◆ Exercise aim: Lay out everything from the first line of the items down to and including the line containing "coordinate-label: F: [238, 508, 257, 522]" as a JSON list of strings, one string per line, with blank lines left out.

◆ Stored data:

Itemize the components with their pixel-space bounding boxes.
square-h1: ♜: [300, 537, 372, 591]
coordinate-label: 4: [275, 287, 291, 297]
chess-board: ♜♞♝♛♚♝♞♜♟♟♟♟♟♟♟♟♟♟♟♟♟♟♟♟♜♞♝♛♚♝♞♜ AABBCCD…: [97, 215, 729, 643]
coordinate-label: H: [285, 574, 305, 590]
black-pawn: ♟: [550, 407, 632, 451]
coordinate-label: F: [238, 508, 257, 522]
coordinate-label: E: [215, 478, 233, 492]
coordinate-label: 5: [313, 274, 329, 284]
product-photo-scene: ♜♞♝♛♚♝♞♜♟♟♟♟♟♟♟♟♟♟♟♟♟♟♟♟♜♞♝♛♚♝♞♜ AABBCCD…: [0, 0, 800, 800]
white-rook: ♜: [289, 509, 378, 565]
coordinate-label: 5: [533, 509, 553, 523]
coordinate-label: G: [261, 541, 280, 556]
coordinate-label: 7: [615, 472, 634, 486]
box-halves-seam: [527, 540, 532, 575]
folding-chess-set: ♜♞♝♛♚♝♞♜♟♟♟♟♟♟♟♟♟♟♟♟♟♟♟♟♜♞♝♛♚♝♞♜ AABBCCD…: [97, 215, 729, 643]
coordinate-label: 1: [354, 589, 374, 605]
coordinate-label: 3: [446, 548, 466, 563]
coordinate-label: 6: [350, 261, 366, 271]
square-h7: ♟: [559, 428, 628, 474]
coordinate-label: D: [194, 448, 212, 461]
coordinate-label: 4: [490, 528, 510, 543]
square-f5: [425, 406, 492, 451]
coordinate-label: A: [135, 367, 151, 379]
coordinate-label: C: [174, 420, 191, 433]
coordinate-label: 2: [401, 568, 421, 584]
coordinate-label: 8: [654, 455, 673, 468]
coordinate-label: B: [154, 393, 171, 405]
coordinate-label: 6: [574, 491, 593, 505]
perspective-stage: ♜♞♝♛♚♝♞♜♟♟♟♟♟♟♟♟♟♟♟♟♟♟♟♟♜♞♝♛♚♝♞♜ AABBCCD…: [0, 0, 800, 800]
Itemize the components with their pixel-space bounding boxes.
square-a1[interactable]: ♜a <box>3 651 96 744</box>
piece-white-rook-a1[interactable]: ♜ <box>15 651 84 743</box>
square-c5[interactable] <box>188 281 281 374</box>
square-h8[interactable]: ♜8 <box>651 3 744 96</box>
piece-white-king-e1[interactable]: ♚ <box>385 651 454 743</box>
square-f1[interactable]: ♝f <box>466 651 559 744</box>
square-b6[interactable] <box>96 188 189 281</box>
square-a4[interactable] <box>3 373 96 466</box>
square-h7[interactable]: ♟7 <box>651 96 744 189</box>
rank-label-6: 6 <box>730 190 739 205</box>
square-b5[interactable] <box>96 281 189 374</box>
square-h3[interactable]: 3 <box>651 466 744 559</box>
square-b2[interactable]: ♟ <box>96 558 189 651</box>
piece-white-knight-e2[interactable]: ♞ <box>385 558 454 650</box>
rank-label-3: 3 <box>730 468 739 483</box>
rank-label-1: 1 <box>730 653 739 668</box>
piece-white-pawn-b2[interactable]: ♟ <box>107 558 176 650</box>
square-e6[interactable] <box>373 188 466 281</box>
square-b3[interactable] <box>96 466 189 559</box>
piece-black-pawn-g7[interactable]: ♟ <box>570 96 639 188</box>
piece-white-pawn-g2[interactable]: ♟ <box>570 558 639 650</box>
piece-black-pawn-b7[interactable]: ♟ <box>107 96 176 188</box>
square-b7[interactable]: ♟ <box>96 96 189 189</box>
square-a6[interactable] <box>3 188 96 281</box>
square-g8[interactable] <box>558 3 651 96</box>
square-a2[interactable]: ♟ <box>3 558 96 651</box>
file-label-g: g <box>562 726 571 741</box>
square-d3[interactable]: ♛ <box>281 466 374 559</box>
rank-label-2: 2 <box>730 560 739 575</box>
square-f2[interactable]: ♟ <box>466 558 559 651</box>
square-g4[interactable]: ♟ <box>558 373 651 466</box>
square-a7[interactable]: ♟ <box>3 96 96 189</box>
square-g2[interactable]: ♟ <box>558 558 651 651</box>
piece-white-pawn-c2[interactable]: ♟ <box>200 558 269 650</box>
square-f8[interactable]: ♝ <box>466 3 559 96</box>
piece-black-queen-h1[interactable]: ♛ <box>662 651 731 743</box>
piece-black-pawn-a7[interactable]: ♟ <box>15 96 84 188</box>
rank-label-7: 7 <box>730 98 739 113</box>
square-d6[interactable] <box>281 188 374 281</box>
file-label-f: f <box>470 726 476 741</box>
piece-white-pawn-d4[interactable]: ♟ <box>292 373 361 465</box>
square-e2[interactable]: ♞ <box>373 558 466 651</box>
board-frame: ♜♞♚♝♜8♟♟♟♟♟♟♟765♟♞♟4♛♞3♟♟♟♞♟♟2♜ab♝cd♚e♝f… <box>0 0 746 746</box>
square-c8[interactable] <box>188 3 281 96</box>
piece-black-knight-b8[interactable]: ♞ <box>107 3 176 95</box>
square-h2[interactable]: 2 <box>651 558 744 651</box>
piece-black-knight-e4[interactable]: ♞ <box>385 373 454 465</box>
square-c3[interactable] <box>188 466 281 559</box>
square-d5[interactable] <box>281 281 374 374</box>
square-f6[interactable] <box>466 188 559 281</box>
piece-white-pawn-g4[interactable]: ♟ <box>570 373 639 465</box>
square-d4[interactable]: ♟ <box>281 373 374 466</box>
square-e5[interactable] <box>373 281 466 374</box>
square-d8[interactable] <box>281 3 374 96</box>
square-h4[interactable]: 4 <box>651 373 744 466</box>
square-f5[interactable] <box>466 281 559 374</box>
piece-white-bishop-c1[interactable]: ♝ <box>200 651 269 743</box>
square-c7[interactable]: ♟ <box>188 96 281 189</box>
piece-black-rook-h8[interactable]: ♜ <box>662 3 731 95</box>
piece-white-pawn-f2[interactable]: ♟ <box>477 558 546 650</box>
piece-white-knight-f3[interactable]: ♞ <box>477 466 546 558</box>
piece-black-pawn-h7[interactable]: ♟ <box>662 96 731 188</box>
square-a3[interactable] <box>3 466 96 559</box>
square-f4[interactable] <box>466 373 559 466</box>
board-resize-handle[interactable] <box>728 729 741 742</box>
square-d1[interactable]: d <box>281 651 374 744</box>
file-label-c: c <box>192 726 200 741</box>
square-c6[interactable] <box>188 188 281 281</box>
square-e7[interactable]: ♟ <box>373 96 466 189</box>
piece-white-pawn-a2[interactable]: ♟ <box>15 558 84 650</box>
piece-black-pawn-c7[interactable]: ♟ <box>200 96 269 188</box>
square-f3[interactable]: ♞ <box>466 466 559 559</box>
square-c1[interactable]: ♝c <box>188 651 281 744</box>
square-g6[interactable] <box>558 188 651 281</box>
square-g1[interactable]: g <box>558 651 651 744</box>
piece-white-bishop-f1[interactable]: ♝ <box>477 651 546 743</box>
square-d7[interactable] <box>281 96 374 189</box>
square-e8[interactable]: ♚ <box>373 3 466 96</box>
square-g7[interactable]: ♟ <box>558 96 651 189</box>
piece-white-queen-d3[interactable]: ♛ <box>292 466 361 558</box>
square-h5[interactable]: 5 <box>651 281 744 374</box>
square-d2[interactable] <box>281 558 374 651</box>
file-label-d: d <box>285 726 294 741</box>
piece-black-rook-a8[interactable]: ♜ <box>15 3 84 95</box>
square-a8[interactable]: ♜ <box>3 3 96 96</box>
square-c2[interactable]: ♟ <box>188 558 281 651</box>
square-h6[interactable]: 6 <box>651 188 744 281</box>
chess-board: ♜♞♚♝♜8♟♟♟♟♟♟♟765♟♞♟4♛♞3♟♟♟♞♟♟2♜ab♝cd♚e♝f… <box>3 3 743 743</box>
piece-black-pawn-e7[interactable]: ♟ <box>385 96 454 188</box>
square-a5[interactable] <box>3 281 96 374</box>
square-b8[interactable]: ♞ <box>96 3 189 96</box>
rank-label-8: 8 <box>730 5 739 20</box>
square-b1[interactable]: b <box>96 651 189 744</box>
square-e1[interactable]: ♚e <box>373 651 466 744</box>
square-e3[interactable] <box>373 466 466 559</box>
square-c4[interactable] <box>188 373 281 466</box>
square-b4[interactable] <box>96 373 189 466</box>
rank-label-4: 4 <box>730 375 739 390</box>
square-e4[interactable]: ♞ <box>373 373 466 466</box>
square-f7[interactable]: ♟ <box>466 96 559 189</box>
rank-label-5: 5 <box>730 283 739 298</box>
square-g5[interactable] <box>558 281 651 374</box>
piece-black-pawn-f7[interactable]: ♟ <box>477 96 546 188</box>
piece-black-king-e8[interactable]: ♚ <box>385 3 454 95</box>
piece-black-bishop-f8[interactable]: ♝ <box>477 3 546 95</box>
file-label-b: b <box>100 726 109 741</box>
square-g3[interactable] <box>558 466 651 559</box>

◆ Solution to the exercise:
[
  "Itemize the components with their pixel-space bounding boxes.",
  "square-h1: ♜: [300, 537, 372, 591]",
  "coordinate-label: 4: [275, 287, 291, 297]",
  "chess-board: ♜♞♝♛♚♝♞♜♟♟♟♟♟♟♟♟♟♟♟♟♟♟♟♟♜♞♝♛♚♝♞♜ AABBCCD…: [97, 215, 729, 643]",
  "coordinate-label: H: [285, 574, 305, 590]",
  "black-pawn: ♟: [550, 407, 632, 451]",
  "coordinate-label: F: [238, 508, 257, 522]"
]